■ Extrait fourni
########################################

PARIS
A. CHARLES, LIBRAIRE
8, RUE MONSIEUR-LE-PRINCE, 8
1894
À MON CHER ET HONORÉ CONFRÈRE
FRANCISQUE SARCEY
Permettez-moi de vous prier d’accepter l’hommage de ce volume. Je suis persuadé que le nom du maître critique lui portera bonheur.
J’ai essayé de faire juste, sans, comme mes devanciers, écarter volontairement des termes risqués.
Je les ai écrits comme ils sont employés dans les milieux auxquels je les emprunte.
Pour écrire mes précédents ouvrages, j’ai dû vivre dans ces milieux, depuis l’atelier jusqu’aux bouges les plus infects, inconnus des chercheurs, et où, d’ailleurs, nul n’oserait s’aventurer sans danger.
C’est donc un Dictionnaire vécu, étudié sur le vif. S’il n’est pas aussi savant que ceux de MM. Jean Rigaud, Alfred Delvau et Lorédan Larchey, il a au moins le mérite de n’être pas fantaisiste; il n’est pas l’écho atténué par une pudibonderie par trop Bérengeriste des expressions en usage depuis des siècles.

########################################

■ Consigne A
Relevez, dans la dédicace, les noms de tous les auteurs dont les ouvrages sont comparés au dictionnaire.
■ Consigne B
Extrayez de la dédicace le passage qui s'ouvre sur les mots contenant « Je les ai écrits » et se clôt sur « s’aventurer sans danger. ».
Les entrées qui suivent n'interviennent pas ici.

########################################

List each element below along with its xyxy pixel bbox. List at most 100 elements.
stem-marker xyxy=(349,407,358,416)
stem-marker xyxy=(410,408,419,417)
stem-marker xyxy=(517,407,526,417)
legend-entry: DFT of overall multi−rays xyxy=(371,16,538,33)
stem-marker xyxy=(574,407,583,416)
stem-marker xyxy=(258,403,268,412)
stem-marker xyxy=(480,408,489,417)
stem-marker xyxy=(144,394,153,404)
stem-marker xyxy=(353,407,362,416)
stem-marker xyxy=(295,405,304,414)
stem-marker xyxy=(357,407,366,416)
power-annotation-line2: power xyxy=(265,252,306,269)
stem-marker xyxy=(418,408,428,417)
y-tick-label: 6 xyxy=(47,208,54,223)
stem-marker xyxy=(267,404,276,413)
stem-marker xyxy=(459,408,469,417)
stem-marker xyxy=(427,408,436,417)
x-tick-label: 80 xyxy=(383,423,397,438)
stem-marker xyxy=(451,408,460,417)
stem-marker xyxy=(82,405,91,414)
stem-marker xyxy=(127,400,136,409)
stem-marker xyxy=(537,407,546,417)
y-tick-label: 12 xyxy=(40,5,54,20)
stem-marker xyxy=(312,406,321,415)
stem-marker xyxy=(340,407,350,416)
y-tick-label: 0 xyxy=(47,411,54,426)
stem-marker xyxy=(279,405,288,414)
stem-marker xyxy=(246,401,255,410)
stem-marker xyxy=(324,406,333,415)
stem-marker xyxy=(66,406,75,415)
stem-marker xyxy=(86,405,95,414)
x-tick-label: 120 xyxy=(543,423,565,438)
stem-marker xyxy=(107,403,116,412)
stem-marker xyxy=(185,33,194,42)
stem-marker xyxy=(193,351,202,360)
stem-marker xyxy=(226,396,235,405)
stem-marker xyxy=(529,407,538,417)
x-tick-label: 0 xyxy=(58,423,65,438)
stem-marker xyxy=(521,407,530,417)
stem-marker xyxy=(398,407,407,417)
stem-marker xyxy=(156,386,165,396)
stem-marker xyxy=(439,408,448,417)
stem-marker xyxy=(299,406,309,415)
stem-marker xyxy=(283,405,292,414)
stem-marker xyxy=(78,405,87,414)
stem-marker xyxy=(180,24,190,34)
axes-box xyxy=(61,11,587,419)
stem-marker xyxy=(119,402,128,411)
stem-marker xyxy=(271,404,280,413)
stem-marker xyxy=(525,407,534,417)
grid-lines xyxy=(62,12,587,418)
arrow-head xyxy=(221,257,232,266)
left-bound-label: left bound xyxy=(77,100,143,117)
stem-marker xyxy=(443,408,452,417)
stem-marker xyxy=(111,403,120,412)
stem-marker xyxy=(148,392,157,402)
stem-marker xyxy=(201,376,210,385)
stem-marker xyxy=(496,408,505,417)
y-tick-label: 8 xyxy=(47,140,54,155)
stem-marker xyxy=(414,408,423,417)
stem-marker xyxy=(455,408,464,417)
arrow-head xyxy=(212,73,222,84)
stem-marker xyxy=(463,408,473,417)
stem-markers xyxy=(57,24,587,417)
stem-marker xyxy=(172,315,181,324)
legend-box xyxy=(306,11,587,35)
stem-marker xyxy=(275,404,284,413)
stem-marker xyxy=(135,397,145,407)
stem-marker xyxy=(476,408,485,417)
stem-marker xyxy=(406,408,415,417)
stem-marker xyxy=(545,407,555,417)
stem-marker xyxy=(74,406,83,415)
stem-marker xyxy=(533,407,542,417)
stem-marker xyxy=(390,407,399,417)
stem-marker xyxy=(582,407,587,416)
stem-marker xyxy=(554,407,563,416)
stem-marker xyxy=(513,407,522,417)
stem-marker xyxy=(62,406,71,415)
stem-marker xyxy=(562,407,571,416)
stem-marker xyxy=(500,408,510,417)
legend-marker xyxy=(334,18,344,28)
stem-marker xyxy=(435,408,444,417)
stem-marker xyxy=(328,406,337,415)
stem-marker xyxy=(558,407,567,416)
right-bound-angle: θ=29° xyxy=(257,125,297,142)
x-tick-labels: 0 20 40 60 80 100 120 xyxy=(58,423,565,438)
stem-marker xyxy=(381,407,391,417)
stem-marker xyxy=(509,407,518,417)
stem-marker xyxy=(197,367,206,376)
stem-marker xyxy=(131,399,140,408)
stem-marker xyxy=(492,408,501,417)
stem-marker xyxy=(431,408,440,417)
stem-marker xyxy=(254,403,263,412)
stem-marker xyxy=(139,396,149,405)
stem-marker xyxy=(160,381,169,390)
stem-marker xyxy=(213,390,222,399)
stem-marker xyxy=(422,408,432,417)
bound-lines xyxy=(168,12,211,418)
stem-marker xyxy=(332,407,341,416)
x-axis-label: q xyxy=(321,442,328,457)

########################################

■ Solution rédigée A
Jean Rigaud, Alfred Delvau, Lorédan Larchey

■ Solution rédigée B
Je les ai écrits comme ils sont employés dans les milieux auxquels je les emprunte.
Pour écrire mes précédents ouvrages, j’ai dû vivre dans ces milieux, depuis l’atelier jusqu’aux bouges les plus infects, inconnus des chercheurs, et où, d’ailleurs, nul n’oserait s’aventurer sans danger.